--- Task details ---
Lines containing the word "folder" should be extracted in full.

--- Material for this exercise ---
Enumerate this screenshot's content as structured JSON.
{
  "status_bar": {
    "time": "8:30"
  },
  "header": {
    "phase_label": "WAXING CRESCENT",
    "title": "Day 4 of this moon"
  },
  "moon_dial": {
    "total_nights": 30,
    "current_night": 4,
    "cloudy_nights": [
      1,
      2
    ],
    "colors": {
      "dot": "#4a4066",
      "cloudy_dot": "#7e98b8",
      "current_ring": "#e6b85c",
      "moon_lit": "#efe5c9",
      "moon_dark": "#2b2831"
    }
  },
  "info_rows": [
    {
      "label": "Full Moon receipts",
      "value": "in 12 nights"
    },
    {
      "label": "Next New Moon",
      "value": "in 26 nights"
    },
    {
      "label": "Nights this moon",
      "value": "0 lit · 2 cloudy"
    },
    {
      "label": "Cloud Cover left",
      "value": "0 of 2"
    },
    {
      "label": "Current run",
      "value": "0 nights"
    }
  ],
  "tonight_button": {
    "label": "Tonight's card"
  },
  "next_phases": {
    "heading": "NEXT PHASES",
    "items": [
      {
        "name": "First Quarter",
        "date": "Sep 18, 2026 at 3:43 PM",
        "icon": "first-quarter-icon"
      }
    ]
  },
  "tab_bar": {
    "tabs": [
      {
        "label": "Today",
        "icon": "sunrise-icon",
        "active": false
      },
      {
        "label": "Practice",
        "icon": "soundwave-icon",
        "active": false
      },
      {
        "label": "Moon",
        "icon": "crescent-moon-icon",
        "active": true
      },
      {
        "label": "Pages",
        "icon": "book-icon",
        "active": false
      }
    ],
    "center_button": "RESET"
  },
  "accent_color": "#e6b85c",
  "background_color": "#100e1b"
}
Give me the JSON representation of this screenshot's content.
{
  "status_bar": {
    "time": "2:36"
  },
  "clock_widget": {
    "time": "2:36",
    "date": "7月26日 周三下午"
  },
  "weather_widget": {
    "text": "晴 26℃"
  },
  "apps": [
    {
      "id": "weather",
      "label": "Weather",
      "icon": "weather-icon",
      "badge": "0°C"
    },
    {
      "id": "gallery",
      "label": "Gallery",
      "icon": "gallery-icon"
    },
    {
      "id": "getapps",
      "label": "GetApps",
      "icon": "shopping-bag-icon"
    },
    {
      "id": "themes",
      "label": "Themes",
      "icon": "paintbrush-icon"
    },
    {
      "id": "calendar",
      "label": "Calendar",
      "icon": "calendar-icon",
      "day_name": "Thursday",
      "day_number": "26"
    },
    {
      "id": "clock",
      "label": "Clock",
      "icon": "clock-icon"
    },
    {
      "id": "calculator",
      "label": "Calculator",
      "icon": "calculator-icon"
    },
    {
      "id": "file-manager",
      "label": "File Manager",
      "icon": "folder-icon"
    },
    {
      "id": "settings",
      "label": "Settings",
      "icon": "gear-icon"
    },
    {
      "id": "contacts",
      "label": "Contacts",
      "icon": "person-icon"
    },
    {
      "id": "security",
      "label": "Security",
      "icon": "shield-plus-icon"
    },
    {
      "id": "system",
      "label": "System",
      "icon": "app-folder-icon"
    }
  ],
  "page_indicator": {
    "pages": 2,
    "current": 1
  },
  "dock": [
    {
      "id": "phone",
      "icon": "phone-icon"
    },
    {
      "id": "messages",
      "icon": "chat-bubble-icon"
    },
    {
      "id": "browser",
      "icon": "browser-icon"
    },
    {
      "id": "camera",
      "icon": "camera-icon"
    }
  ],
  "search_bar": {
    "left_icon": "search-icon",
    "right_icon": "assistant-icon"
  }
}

--- Finished exercise ---
      "icon": "folder-icon"
      "icon": "app-folder-icon"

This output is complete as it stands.